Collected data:
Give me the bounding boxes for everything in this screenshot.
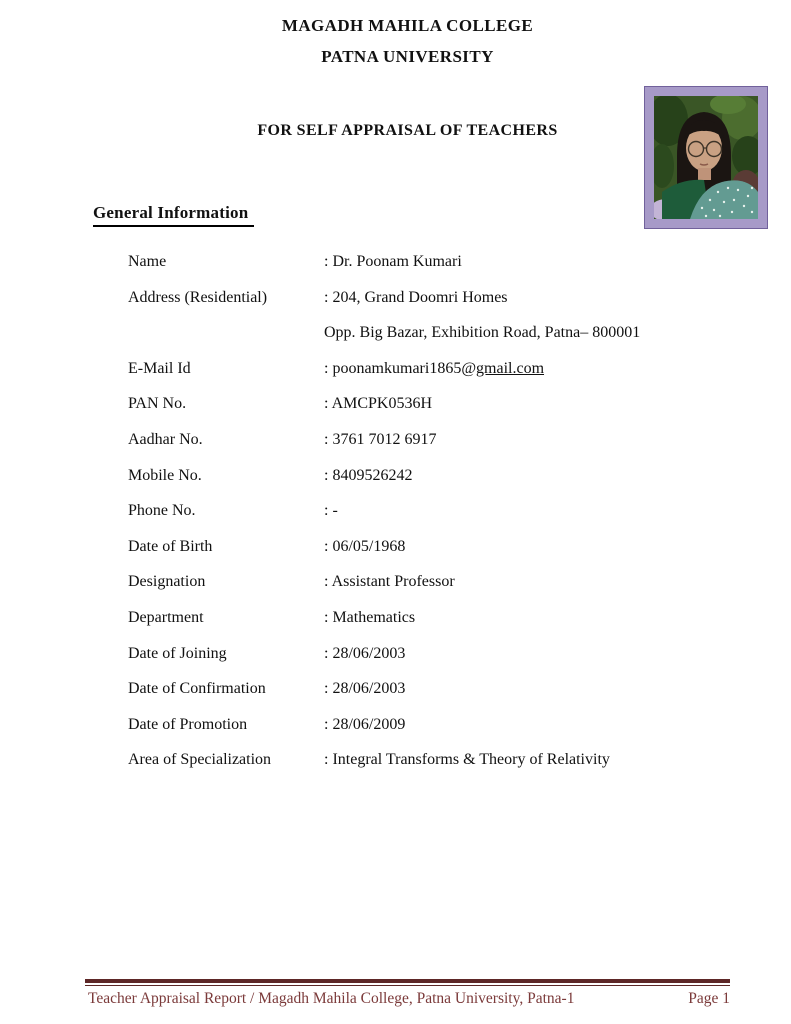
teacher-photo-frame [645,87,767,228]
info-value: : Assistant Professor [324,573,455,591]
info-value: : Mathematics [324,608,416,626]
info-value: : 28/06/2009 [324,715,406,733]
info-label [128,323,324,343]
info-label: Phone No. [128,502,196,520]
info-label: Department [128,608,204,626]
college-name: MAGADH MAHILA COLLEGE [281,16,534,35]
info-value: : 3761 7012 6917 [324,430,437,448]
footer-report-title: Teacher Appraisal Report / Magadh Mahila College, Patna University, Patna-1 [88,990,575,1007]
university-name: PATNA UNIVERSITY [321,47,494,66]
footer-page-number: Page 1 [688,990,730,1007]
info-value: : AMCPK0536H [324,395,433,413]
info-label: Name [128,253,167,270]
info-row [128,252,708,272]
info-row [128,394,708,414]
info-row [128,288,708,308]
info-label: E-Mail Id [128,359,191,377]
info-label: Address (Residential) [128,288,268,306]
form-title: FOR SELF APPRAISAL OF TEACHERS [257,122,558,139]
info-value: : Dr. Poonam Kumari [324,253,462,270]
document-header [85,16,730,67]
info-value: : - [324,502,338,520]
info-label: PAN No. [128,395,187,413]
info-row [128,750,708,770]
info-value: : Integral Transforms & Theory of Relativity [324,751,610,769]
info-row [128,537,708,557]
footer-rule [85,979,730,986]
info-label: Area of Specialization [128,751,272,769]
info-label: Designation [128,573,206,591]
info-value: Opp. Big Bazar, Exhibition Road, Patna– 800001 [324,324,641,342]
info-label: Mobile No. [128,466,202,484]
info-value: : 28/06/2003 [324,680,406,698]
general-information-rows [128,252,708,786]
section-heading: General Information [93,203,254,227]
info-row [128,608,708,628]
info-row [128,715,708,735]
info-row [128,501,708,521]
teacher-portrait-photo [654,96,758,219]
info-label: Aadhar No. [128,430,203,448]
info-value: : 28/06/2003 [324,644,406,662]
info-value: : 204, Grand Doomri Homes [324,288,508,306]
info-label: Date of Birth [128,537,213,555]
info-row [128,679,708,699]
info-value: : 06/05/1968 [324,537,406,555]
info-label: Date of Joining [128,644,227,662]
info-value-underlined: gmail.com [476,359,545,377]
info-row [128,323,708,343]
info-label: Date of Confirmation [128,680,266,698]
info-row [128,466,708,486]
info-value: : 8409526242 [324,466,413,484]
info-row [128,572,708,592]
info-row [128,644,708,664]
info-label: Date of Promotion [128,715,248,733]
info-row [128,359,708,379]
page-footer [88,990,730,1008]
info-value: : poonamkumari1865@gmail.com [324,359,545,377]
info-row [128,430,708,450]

Required task =
Copy every line of the material above word for word, leaving out the pictures.

Response for this exercise =
Give me the bounding boxes for everything in this screenshot.
teacher-photo-frame [645,87,767,228]
info-value: : Assistant Professor [324,573,455,591]
info-value: : Mathematics [324,608,416,626]
info-value: : 28/06/2009 [324,715,406,733]
info-label [128,323,324,343]
info-label: Phone No. [128,502,196,520]
info-label: Department [128,608,204,626]
college-name: MAGADH MAHILA COLLEGE [281,16,534,35]
info-value: : 3761 7012 6917 [324,430,437,448]
footer-report-title: Teacher Appraisal Report / Magadh Mahila College, Patna University, Patna-1 [88,990,575,1007]
university-name: PATNA UNIVERSITY [321,47,494,66]
footer-page-number: Page 1 [688,990,730,1007]
info-value: : AMCPK0536H [324,395,433,413]
info-label: Name [128,253,167,270]
info-row [128,252,708,272]
info-row [128,394,708,414]
info-row [128,288,708,308]
info-label: E-Mail Id [128,359,191,377]
info-label: Address (Residential) [128,288,268,306]
form-title: FOR SELF APPRAISAL OF TEACHERS [257,122,558,139]
info-value: : Dr. Poonam Kumari [324,253,462,270]
document-header [85,16,730,67]
info-value: : - [324,502,338,520]
info-label: PAN No. [128,395,187,413]
info-row [128,750,708,770]
info-value: : Integral Transforms & Theory of Relativity [324,751,610,769]
info-row [128,537,708,557]
footer-rule [85,979,730,986]
info-label: Area of Specialization [128,751,272,769]
info-label: Designation [128,573,206,591]
info-value: Opp. Big Bazar, Exhibition Road, Patna– 800001 [324,324,641,342]
info-label: Mobile No. [128,466,202,484]
info-value: : 28/06/2003 [324,680,406,698]
general-information-rows [128,252,708,786]
section-heading: General Information [93,203,254,227]
info-row [128,608,708,628]
info-row [128,715,708,735]
info-row [128,501,708,521]
teacher-portrait-photo [654,96,758,219]
info-label: Aadhar No. [128,430,203,448]
info-value: : 28/06/2003 [324,644,406,662]
info-value: : 204, Grand Doomri Homes [324,288,508,306]
info-label: Date of Birth [128,537,213,555]
info-row [128,679,708,699]
info-value: : 06/05/1968 [324,537,406,555]
info-label: Date of Joining [128,644,227,662]
info-value-underlined: gmail.com [476,359,545,377]
info-row [128,323,708,343]
info-label: Date of Confirmation [128,680,266,698]
info-row [128,466,708,486]
info-value: : 8409526242 [324,466,413,484]
info-row [128,572,708,592]
info-row [128,644,708,664]
info-label: Date of Promotion [128,715,248,733]
info-row [128,359,708,379]
page-footer [88,990,730,1008]
info-value: : poonamkumari1865@gmail.com [324,359,545,377]
info-row [128,430,708,450]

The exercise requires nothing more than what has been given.